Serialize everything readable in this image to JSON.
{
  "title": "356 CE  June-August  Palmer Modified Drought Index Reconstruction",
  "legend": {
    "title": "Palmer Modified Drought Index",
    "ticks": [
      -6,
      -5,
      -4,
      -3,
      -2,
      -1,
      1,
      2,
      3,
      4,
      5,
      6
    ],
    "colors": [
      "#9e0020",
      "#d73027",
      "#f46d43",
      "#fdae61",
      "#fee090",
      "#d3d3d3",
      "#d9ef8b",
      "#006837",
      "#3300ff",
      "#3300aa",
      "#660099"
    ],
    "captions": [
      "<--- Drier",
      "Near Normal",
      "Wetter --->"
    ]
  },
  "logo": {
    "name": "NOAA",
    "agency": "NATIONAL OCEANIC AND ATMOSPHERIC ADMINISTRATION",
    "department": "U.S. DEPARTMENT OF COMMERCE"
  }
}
========================================================================
WHAT THE EXERCISE ASKS: Transcribe all entries exactly as they are given.

FINAL ANSWER:
Serialize everything readable in this image to JSON.
{
  "title": "356 CE  June-August  Palmer Modified Drought Index Reconstruction",
  "legend": {
    "title": "Palmer Modified Drought Index",
    "ticks": [
      -6,
      -5,
      -4,
      -3,
      -2,
      -1,
      1,
      2,
      3,
      4,
      5,
      6
    ],
    "colors": [
      "#9e0020",
      "#d73027",
      "#f46d43",
      "#fdae61",
      "#fee090",
      "#d3d3d3",
      "#d9ef8b",
      "#006837",
      "#3300ff",
      "#3300aa",
      "#660099"
    ],
    "captions": [
      "<--- Drier",
      "Near Normal",
      "Wetter --->"
    ]
  },
  "logo": {
    "name": "NOAA",
    "agency": "NATIONAL OCEANIC AND ATMOSPHERIC ADMINISTRATION",
    "department": "U.S. DEPARTMENT OF COMMERCE"
  }
}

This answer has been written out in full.